WORK REQUIRED: Take the line that contains "Transcribe the text in this document." and each line after it in the material below, and transcribe them exactly, stopping at the end.
[DATASET EXTRACT start]
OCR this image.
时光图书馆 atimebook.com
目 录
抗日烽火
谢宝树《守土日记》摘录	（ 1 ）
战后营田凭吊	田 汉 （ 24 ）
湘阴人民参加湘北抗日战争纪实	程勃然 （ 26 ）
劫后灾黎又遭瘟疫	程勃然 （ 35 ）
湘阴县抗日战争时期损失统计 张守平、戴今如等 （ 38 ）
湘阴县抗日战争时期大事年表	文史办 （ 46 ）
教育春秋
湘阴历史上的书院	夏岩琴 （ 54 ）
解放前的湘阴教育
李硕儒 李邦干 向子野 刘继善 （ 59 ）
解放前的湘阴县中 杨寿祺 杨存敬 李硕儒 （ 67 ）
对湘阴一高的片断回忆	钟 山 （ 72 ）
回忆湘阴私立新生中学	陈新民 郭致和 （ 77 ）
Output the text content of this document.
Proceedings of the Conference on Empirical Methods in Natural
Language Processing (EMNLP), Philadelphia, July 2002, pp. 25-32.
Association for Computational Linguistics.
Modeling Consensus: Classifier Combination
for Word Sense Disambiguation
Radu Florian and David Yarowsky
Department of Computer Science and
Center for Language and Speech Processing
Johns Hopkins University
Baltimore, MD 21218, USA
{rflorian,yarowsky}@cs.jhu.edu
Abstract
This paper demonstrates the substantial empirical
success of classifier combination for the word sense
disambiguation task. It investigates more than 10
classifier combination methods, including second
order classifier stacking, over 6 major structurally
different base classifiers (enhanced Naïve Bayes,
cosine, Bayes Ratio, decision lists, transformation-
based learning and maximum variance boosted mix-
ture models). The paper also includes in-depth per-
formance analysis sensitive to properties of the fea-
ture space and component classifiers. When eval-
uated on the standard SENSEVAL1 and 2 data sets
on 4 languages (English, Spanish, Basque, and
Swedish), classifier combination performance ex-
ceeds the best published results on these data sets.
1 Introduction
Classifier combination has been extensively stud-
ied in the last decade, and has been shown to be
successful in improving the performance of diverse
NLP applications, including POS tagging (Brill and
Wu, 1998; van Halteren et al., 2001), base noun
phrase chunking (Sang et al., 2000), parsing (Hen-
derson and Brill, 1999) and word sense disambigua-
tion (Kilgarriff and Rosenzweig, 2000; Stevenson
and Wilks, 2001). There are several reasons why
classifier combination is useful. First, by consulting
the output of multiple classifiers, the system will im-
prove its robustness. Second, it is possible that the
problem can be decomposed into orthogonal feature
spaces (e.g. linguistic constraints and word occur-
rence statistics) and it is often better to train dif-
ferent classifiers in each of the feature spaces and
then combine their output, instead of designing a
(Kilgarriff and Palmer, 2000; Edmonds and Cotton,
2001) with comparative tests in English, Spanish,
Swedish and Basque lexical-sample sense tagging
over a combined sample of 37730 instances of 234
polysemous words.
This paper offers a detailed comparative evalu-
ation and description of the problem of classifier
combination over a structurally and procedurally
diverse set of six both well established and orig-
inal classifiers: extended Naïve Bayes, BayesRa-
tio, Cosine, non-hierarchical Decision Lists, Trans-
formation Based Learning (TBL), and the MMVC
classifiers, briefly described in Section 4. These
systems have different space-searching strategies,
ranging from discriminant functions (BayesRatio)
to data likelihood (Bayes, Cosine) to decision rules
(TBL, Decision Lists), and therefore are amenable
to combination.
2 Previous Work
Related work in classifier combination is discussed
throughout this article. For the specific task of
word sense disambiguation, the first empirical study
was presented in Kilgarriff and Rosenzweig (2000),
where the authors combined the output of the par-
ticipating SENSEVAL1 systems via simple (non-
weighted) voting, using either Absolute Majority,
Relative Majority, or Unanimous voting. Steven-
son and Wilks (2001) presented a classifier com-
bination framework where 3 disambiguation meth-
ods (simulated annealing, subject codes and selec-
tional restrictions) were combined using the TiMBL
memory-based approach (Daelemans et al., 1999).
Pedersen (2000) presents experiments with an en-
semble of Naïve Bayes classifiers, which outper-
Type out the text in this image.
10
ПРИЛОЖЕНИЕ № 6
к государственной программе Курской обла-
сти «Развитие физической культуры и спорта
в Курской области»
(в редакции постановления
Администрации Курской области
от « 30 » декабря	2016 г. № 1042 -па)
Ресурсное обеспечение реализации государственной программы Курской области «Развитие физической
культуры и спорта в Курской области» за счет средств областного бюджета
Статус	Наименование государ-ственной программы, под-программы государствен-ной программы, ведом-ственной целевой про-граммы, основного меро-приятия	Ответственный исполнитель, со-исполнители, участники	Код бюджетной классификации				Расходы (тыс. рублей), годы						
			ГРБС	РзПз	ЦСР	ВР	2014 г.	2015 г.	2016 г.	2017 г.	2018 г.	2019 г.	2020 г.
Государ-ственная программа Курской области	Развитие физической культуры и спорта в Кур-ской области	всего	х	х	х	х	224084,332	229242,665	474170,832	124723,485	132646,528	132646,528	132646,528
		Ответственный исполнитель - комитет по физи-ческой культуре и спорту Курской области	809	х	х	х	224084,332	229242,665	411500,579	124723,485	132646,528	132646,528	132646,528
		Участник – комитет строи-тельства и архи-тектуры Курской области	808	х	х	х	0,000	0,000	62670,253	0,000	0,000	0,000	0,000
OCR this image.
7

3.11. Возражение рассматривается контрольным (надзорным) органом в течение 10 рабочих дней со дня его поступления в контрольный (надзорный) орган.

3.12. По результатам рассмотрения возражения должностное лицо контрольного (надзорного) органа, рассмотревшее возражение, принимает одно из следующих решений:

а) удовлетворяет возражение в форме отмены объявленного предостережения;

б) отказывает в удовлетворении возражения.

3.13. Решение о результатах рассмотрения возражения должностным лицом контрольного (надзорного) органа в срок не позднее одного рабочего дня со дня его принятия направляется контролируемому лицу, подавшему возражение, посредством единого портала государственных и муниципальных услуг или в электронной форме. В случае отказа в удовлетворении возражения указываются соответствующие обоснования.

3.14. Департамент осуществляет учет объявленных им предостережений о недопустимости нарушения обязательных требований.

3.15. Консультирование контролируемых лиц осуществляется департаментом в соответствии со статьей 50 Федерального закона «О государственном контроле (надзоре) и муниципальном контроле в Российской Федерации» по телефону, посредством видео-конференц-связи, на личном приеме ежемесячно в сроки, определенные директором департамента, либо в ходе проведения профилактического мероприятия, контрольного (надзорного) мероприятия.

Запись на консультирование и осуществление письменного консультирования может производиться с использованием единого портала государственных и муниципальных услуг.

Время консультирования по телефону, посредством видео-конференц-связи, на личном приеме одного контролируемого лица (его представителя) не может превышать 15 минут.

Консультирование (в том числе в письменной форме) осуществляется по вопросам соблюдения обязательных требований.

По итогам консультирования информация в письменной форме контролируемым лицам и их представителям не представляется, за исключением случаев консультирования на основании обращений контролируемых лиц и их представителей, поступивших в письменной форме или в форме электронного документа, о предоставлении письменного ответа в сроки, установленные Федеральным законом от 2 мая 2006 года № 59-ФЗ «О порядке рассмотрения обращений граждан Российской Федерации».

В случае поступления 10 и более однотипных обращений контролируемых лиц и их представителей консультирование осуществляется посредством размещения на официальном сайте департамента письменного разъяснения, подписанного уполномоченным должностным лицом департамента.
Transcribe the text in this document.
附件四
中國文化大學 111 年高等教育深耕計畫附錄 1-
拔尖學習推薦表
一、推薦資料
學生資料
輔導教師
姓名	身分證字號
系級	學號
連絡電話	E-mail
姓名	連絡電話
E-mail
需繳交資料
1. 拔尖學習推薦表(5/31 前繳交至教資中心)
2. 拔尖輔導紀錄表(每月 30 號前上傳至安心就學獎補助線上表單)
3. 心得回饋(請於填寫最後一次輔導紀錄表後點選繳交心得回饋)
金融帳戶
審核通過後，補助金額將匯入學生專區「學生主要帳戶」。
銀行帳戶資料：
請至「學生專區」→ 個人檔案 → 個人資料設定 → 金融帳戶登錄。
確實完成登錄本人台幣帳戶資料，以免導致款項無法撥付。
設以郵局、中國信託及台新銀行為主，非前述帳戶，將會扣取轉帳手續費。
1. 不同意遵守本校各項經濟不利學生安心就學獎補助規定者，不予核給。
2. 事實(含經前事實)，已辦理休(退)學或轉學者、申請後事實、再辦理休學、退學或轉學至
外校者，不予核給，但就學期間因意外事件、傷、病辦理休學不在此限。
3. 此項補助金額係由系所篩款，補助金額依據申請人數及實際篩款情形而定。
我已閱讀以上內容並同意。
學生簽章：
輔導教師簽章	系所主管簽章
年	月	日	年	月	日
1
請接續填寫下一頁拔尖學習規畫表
[DATASET EXTRACT end]
SOLUTION TO THIS TASK:
Transcribe the text in this document.
附件四
中國文化大學 111 年高等教育深耕計畫附錄 1-
拔尖學習推薦表
一、推薦資料
學生資料
輔導教師
姓名	身分證字號
系級	學號
連絡電話	E-mail
姓名	連絡電話
E-mail
需繳交資料
1. 拔尖學習推薦表(5/31 前繳交至教資中心)
2. 拔尖輔導紀錄表(每月 30 號前上傳至安心就學獎補助線上表單)
3. 心得回饋(請於填寫最後一次輔導紀錄表後點選繳交心得回饋)
金融帳戶
審核通過後，補助金額將匯入學生專區「學生主要帳戶」。
銀行帳戶資料：
請至「學生專區」→ 個人檔案 → 個人資料設定 → 金融帳戶登錄。
確實完成登錄本人台幣帳戶資料，以免導致款項無法撥付。
設以郵局、中國信託及台新銀行為主，非前述帳戶，將會扣取轉帳手續費。
1. 不同意遵守本校各項經濟不利學生安心就學獎補助規定者，不予核給。
2. 事實(含經前事實)，已辦理休(退)學或轉學者、申請後事實、再辦理休學、退學或轉學至
外校者，不予核給，但就學期間因意外事件、傷、病辦理休學不在此限。
3. 此項補助金額係由系所篩款，補助金額依據申請人數及實際篩款情形而定。
我已閱讀以上內容並同意。
學生簽章：
輔導教師簽章	系所主管簽章
年	月	日	年	月	日
1
請接續填寫下一頁拔尖學習規畫表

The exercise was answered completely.